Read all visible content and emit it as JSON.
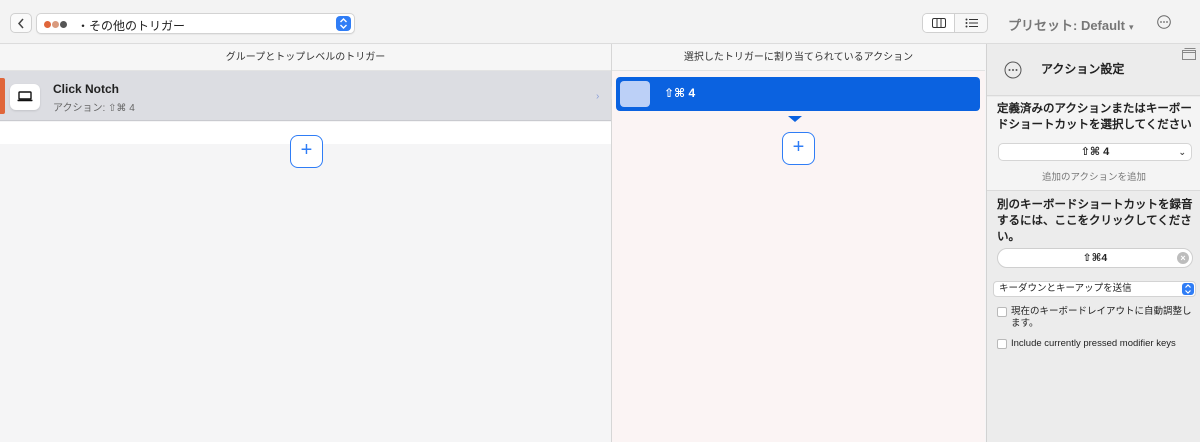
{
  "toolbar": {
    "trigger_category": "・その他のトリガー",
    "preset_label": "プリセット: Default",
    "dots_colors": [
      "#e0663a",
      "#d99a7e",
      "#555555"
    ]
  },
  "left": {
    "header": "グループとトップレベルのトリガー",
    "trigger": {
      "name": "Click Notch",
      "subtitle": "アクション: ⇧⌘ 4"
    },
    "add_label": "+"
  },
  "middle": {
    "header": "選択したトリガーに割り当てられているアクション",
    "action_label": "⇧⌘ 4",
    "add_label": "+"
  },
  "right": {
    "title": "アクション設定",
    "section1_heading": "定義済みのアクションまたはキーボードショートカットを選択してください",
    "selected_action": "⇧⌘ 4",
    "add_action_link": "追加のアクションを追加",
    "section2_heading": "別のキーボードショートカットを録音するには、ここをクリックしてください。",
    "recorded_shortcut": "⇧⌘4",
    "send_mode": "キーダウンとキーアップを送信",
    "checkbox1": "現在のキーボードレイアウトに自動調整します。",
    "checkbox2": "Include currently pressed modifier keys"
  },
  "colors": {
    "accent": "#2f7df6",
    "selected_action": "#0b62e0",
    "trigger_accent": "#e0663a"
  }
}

* * * * *

* EXERCISE DIRECTIONS
Transcribe every entry above exactly. Omit all pictures.

* WRITTEN ANSWER
Read all visible content and emit it as JSON.
{
  "toolbar": {
    "trigger_category": "・その他のトリガー",
    "preset_label": "プリセット: Default",
    "dots_colors": [
      "#e0663a",
      "#d99a7e",
      "#555555"
    ]
  },
  "left": {
    "header": "グループとトップレベルのトリガー",
    "trigger": {
      "name": "Click Notch",
      "subtitle": "アクション: ⇧⌘ 4"
    },
    "add_label": "+"
  },
  "middle": {
    "header": "選択したトリガーに割り当てられているアクション",
    "action_label": "⇧⌘ 4",
    "add_label": "+"
  },
  "right": {
    "title": "アクション設定",
    "section1_heading": "定義済みのアクションまたはキーボードショートカットを選択してください",
    "selected_action": "⇧⌘ 4",
    "add_action_link": "追加のアクションを追加",
    "section2_heading": "別のキーボードショートカットを録音するには、ここをクリックしてください。",
    "recorded_shortcut": "⇧⌘4",
    "send_mode": "キーダウンとキーアップを送信",
    "checkbox1": "現在のキーボードレイアウトに自動調整します。",
    "checkbox2": "Include currently pressed modifier keys"
  },
  "colors": {
    "accent": "#2f7df6",
    "selected_action": "#0b62e0",
    "trigger_accent": "#e0663a"
  }
}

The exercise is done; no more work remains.